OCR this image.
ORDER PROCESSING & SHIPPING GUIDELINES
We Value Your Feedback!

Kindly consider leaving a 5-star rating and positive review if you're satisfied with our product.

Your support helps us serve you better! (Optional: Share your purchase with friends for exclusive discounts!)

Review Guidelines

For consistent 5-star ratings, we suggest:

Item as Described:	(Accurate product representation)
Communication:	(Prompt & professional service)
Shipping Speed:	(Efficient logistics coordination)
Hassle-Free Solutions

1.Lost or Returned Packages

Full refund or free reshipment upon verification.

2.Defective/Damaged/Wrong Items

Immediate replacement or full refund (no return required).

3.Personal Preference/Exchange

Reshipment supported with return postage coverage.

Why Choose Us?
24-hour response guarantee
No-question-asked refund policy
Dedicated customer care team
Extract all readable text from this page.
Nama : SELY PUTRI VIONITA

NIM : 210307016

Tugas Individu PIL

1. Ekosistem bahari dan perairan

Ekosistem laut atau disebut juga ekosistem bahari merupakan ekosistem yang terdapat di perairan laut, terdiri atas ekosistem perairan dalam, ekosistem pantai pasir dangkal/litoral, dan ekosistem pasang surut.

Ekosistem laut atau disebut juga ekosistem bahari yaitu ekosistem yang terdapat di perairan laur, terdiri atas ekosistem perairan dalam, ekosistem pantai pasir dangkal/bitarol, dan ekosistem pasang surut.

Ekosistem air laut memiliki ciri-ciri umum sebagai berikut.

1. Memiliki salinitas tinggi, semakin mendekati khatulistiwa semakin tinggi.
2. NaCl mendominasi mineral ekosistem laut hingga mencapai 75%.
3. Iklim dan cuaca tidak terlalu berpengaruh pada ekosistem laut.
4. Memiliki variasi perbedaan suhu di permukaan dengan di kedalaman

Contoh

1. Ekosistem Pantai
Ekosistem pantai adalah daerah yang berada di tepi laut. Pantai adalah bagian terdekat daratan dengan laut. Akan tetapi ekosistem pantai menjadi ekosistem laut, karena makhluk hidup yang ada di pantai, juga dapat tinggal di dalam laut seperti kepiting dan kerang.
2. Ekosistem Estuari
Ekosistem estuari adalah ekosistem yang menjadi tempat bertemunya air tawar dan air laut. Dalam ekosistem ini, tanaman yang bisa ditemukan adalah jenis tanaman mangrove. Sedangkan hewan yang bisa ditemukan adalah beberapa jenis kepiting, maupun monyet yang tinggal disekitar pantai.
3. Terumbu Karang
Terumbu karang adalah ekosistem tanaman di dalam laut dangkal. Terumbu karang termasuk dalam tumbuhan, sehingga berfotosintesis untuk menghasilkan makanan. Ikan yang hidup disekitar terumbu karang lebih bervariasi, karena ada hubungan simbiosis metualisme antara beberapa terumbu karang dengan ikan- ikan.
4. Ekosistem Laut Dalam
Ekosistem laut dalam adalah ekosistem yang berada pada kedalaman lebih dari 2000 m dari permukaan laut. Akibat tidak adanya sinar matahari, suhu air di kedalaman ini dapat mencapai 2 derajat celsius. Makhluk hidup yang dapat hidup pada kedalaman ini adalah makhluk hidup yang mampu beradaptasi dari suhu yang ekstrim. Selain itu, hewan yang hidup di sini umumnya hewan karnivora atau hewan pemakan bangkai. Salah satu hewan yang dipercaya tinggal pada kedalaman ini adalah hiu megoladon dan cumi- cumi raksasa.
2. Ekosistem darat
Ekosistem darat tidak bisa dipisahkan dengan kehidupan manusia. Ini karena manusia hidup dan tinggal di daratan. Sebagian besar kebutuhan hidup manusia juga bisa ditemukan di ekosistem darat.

--- --- ---

_TO DO_.
From the preceding material, extract every line exactly.

_TASK RESULT_.
OCR this image.
ORDER PROCESSING & SHIPPING GUIDELINES
We Value Your Feedback!

Kindly consider leaving a 5-star rating and positive review if you're satisfied with our product.

Your support helps us serve you better! (Optional: Share your purchase with friends for exclusive discounts!)

Review Guidelines

For consistent 5-star ratings, we suggest:

Item as Described:	(Accurate product representation)
Communication:	(Prompt & professional service)
Shipping Speed:	(Efficient logistics coordination)
Hassle-Free Solutions

1.Lost or Returned Packages

Full refund or free reshipment upon verification.

2.Defective/Damaged/Wrong Items

Immediate replacement or full refund (no return required).

3.Personal Preference/Exchange

Reshipment supported with return postage coverage.

Why Choose Us?
24-hour response guarantee
No-question-asked refund policy
Dedicated customer care team
Extract all readable text from this page.
Nama : SELY PUTRI VIONITA

NIM : 210307016

Tugas Individu PIL

1. Ekosistem bahari dan perairan

Ekosistem laut atau disebut juga ekosistem bahari merupakan ekosistem yang terdapat di perairan laut, terdiri atas ekosistem perairan dalam, ekosistem pantai pasir dangkal/litoral, dan ekosistem pasang surut.

Ekosistem laut atau disebut juga ekosistem bahari yaitu ekosistem yang terdapat di perairan laur, terdiri atas ekosistem perairan dalam, ekosistem pantai pasir dangkal/bitarol, dan ekosistem pasang surut.

Ekosistem air laut memiliki ciri-ciri umum sebagai berikut.

1. Memiliki salinitas tinggi, semakin mendekati khatulistiwa semakin tinggi.
2. NaCl mendominasi mineral ekosistem laut hingga mencapai 75%.
3. Iklim dan cuaca tidak terlalu berpengaruh pada ekosistem laut.
4. Memiliki variasi perbedaan suhu di permukaan dengan di kedalaman

Contoh

1. Ekosistem Pantai
Ekosistem pantai adalah daerah yang berada di tepi laut. Pantai adalah bagian terdekat daratan dengan laut. Akan tetapi ekosistem pantai menjadi ekosistem laut, karena makhluk hidup yang ada di pantai, juga dapat tinggal di dalam laut seperti kepiting dan kerang.
2. Ekosistem Estuari
Ekosistem estuari adalah ekosistem yang menjadi tempat bertemunya air tawar dan air laut. Dalam ekosistem ini, tanaman yang bisa ditemukan adalah jenis tanaman mangrove. Sedangkan hewan yang bisa ditemukan adalah beberapa jenis kepiting, maupun monyet yang tinggal disekitar pantai.
3. Terumbu Karang
Terumbu karang adalah ekosistem tanaman di dalam laut dangkal. Terumbu karang termasuk dalam tumbuhan, sehingga berfotosintesis untuk menghasilkan makanan. Ikan yang hidup disekitar terumbu karang lebih bervariasi, karena ada hubungan simbiosis metualisme antara beberapa terumbu karang dengan ikan- ikan.
4. Ekosistem Laut Dalam
Ekosistem laut dalam adalah ekosistem yang berada pada kedalaman lebih dari 2000 m dari permukaan laut. Akibat tidak adanya sinar matahari, suhu air di kedalaman ini dapat mencapai 2 derajat celsius. Makhluk hidup yang dapat hidup pada kedalaman ini adalah makhluk hidup yang mampu beradaptasi dari suhu yang ekstrim. Selain itu, hewan yang hidup di sini umumnya hewan karnivora atau hewan pemakan bangkai. Salah satu hewan yang dipercaya tinggal pada kedalaman ini adalah hiu megoladon dan cumi- cumi raksasa.
2. Ekosistem darat
Ekosistem darat tidak bisa dipisahkan dengan kehidupan manusia. Ini karena manusia hidup dan tinggal di daratan. Sebagian besar kebutuhan hidup manusia juga bisa ditemukan di ekosistem darat.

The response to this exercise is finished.